Saturday, January 10, 2015

The Cross

Several weeks ago I was driving with my mom and my son. As we trekked along we started to approach an hospital. Now, my son hasn't been to large hospital other than being born in one. As we get closer to the hospital,  he points to the cross on top of the hospital and shouts; "Church!"  I politely corrected him saying , No, honey that's a hospital. He then responds "no Jesus heals the sick there." I immediately told him that he was right then looked over at my mom, we both had a look of amazement  on our faces.

We as adult sometimes forget to see the BIG picture. See my son is only two years old but he has enough sense to know that when your sick Jesus can fix it. Mark 1:34 NLT  tells us "So Jesus healed many people who were sick with various diseases, and he cast out many demons. But because the demons knew who he was he did not allow them to speak. See Jesus knows just what we need, how we need it & when we need it. The cross symbolized Jesus for my son, he knew when he saw it that healing was taking place somewhere. It's funny but we should view the house of the Lord the same way. It's not just a place of worship and fellowship ; we should view it as a place of spritual, physical, mental and emotional renewal.

We can fool oursselves thinking we can do it own our own , but when its all said and done; we need the Father in every aspect of your lives.

So the next time your spending time with your favorite little person, try and listen to them; they may just amaze you.

Monday, January 5, 2015

Called Out

Every now and again those of us with good hearts and good intentions, do things we shouldn't be doing; causing alarm to those close to us.

- **Information shown**
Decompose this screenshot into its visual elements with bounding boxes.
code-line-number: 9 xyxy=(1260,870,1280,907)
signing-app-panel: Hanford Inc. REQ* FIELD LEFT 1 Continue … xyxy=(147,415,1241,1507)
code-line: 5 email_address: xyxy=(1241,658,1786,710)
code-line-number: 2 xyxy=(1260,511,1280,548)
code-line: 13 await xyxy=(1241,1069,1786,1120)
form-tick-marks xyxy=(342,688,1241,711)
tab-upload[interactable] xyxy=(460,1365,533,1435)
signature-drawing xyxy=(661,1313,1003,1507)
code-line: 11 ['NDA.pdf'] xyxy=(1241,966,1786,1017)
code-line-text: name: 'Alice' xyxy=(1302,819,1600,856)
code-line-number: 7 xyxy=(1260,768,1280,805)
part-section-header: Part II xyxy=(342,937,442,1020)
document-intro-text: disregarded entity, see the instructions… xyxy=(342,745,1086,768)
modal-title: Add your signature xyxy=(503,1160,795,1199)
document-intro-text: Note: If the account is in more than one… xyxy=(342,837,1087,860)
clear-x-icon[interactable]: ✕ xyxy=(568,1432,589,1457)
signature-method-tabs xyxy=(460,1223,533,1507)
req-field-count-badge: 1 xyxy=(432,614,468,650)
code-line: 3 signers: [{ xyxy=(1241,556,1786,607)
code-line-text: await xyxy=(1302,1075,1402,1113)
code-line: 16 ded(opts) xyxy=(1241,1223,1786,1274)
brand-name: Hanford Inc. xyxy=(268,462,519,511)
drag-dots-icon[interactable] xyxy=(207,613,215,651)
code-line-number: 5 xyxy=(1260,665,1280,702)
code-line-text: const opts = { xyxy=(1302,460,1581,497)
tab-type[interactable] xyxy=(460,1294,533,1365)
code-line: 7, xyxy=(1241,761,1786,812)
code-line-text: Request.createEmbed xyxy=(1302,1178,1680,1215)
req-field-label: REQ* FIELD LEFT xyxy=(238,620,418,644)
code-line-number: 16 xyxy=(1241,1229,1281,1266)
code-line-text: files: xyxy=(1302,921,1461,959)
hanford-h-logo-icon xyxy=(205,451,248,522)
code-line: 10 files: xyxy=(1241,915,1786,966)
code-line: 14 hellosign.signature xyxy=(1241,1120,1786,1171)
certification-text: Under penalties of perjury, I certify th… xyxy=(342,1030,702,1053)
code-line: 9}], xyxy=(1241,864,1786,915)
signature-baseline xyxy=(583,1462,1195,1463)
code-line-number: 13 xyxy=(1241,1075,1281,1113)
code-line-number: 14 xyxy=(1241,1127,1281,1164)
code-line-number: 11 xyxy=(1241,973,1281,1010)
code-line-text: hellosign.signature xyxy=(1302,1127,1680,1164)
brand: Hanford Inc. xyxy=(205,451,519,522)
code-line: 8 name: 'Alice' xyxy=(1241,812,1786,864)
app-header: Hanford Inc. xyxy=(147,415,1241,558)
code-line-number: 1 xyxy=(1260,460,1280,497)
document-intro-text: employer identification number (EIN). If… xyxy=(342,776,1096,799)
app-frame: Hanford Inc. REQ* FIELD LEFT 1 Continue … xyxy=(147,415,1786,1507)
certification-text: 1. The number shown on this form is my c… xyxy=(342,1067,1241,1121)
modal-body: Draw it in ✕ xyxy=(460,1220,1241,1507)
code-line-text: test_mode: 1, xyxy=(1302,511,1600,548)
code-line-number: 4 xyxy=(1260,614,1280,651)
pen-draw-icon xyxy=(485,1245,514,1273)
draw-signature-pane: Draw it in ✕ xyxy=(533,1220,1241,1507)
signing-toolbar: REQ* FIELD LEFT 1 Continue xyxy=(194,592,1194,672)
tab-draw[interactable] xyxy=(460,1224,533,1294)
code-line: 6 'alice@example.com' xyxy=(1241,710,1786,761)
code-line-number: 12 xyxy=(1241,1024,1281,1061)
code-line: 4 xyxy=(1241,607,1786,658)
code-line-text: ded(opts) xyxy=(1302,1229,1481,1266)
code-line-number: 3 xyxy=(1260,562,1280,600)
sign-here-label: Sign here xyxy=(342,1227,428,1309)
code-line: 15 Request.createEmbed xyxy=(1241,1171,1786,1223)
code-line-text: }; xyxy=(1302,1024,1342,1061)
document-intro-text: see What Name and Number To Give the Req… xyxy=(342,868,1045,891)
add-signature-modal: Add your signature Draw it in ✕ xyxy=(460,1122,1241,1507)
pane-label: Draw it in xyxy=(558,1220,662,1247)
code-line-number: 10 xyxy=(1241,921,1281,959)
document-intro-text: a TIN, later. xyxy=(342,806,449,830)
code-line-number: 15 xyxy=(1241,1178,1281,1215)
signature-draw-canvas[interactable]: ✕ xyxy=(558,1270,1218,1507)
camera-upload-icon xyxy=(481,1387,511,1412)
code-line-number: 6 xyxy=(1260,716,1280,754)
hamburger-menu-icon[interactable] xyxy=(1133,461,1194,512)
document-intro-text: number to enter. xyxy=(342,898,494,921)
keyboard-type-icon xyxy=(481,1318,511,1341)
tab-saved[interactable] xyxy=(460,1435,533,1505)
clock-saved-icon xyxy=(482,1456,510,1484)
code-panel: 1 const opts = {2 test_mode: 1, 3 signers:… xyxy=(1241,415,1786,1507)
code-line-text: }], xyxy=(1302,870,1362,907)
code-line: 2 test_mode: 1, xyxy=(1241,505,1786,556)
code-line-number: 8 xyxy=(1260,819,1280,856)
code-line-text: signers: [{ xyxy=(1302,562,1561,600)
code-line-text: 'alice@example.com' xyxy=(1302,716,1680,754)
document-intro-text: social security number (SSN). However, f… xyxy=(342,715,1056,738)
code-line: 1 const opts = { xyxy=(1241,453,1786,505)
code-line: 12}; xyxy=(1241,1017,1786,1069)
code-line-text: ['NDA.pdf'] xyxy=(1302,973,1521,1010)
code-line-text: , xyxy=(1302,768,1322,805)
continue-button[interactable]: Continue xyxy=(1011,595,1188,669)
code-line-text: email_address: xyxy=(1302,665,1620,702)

- **What needs to be done**
In the blog post titled "The Cross," what did the son shout when he pointed to the cross on top of the hospital?

- **Answer to this exercise**
"Church!"